> **REQUEST**:
Exactly reproduce each record listed below.

> **MATERIAL PROVIDED**:
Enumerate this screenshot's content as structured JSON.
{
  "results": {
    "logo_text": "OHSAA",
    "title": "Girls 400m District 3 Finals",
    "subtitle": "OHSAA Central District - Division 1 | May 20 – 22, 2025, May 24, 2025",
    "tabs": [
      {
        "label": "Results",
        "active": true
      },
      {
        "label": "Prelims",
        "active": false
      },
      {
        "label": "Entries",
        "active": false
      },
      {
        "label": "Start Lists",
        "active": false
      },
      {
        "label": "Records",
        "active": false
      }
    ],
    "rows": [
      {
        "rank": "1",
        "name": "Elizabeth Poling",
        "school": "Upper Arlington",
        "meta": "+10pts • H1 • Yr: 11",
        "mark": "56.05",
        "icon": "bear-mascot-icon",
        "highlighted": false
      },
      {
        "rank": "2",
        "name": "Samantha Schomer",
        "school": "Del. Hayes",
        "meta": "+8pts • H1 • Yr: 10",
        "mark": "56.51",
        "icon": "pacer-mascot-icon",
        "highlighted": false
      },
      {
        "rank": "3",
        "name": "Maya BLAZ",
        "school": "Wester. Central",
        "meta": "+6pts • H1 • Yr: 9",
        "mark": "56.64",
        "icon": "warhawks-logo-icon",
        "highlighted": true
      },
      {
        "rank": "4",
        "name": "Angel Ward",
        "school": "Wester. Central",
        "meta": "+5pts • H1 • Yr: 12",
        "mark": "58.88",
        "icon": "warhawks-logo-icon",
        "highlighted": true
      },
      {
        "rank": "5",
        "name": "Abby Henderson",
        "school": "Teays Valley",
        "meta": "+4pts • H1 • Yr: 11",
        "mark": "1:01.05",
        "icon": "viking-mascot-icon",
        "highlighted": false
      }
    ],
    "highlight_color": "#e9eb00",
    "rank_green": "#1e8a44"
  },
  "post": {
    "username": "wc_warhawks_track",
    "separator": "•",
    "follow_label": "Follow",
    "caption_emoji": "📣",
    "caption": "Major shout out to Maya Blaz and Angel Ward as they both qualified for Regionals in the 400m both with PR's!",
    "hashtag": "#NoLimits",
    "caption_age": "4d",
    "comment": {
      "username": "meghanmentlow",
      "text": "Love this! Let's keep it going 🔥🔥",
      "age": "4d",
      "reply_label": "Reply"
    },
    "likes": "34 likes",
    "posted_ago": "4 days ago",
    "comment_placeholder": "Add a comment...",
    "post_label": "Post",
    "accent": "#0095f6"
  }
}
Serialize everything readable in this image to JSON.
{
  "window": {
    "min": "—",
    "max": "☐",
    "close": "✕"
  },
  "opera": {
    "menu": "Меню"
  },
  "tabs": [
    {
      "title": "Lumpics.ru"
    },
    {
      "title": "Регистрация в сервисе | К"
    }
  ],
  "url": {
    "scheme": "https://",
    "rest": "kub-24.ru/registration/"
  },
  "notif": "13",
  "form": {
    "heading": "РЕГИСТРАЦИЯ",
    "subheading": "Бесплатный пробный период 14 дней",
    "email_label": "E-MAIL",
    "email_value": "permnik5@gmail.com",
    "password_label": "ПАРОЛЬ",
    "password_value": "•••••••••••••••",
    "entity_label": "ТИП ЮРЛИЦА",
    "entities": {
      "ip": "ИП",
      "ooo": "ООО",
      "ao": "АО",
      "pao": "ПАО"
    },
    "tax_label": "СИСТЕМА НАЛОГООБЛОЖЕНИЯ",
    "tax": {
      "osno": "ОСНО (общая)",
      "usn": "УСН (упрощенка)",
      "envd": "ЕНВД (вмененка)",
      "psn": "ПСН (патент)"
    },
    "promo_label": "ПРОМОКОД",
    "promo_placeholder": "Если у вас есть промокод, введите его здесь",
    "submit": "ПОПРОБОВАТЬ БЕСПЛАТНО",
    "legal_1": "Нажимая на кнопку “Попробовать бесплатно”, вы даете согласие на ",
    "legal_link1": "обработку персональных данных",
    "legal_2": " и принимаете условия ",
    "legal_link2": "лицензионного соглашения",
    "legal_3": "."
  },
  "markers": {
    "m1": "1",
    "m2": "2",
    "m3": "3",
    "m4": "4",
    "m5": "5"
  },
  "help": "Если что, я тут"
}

> **EXERCISE ANSWER**:
Enumerate this screenshot's content as structured JSON.
{
  "results": {
    "logo_text": "OHSAA",
    "title": "Girls 400m District 3 Finals",
    "subtitle": "OHSAA Central District - Division 1 | May 20 – 22, 2025, May 24, 2025",
    "tabs": [
      {
        "label": "Results",
        "active": true
      },
      {
        "label": "Prelims",
        "active": false
      },
      {
        "label": "Entries",
        "active": false
      },
      {
        "label": "Start Lists",
        "active": false
      },
      {
        "label": "Records",
        "active": false
      }
    ],
    "rows": [
      {
        "rank": "1",
        "name": "Elizabeth Poling",
        "school": "Upper Arlington",
        "meta": "+10pts • H1 • Yr: 11",
        "mark": "56.05",
        "icon": "bear-mascot-icon",
        "highlighted": false
      },
      {
        "rank": "2",
        "name": "Samantha Schomer",
        "school": "Del. Hayes",
        "meta": "+8pts • H1 • Yr: 10",
        "mark": "56.51",
        "icon": "pacer-mascot-icon",
        "highlighted": false
      },
      {
        "rank": "3",
        "name": "Maya BLAZ",
        "school": "Wester. Central",
        "meta": "+6pts • H1 • Yr: 9",
        "mark": "56.64",
        "icon": "warhawks-logo-icon",
        "highlighted": true
      },
      {
        "rank": "4",
        "name": "Angel Ward",
        "school": "Wester. Central",
        "meta": "+5pts • H1 • Yr: 12",
        "mark": "58.88",
        "icon": "warhawks-logo-icon",
        "highlighted": true
      },
      {
        "rank": "5",
        "name": "Abby Henderson",
        "school": "Teays Valley",
        "meta": "+4pts • H1 • Yr: 11",
        "mark": "1:01.05",
        "icon": "viking-mascot-icon",
        "highlighted": false
      }
    ],
    "highlight_color": "#e9eb00",
    "rank_green": "#1e8a44"
  },
  "post": {
    "username": "wc_warhawks_track",
    "separator": "•",
    "follow_label": "Follow",
    "caption_emoji": "📣",
    "caption": "Major shout out to Maya Blaz and Angel Ward as they both qualified for Regionals in the 400m both with PR's!",
    "hashtag": "#NoLimits",
    "caption_age": "4d",
    "comment": {
      "username": "meghanmentlow",
      "text": "Love this! Let's keep it going 🔥🔥",
      "age": "4d",
      "reply_label": "Reply"
    },
    "likes": "34 likes",
    "posted_ago": "4 days ago",
    "comment_placeholder": "Add a comment...",
    "post_label": "Post",
    "accent": "#0095f6"
  }
}
Serialize everything readable in this image to JSON.
{
  "window": {
    "min": "—",
    "max": "☐",
    "close": "✕"
  },
  "opera": {
    "menu": "Меню"
  },
  "tabs": [
    {
      "title": "Lumpics.ru"
    },
    {
      "title": "Регистрация в сервисе | К"
    }
  ],
  "url": {
    "scheme": "https://",
    "rest": "kub-24.ru/registration/"
  },
  "notif": "13",
  "form": {
    "heading": "РЕГИСТРАЦИЯ",
    "subheading": "Бесплатный пробный период 14 дней",
    "email_label": "E-MAIL",
    "email_value": "permnik5@gmail.com",
    "password_label": "ПАРОЛЬ",
    "password_value": "•••••••••••••••",
    "entity_label": "ТИП ЮРЛИЦА",
    "entities": {
      "ip": "ИП",
      "ooo": "ООО",
      "ao": "АО",
      "pao": "ПАО"
    },
    "tax_label": "СИСТЕМА НАЛОГООБЛОЖЕНИЯ",
    "tax": {
      "osno": "ОСНО (общая)",
      "usn": "УСН (упрощенка)",
      "envd": "ЕНВД (вмененка)",
      "psn": "ПСН (патент)"
    },
    "promo_label": "ПРОМОКОД",
    "promo_placeholder": "Если у вас есть промокод, введите его здесь",
    "submit": "ПОПРОБОВАТЬ БЕСПЛАТНО",
    "legal_1": "Нажимая на кнопку “Попробовать бесплатно”, вы даете согласие на ",
    "legal_link1": "обработку персональных данных",
    "legal_2": " и принимаете условия ",
    "legal_link2": "лицензионного соглашения",
    "legal_3": "."
  },
  "markers": {
    "m1": "1",
    "m2": "2",
    "m3": "3",
    "m4": "4",
    "m5": "5"
  },
  "help": "Если что, я тут"
}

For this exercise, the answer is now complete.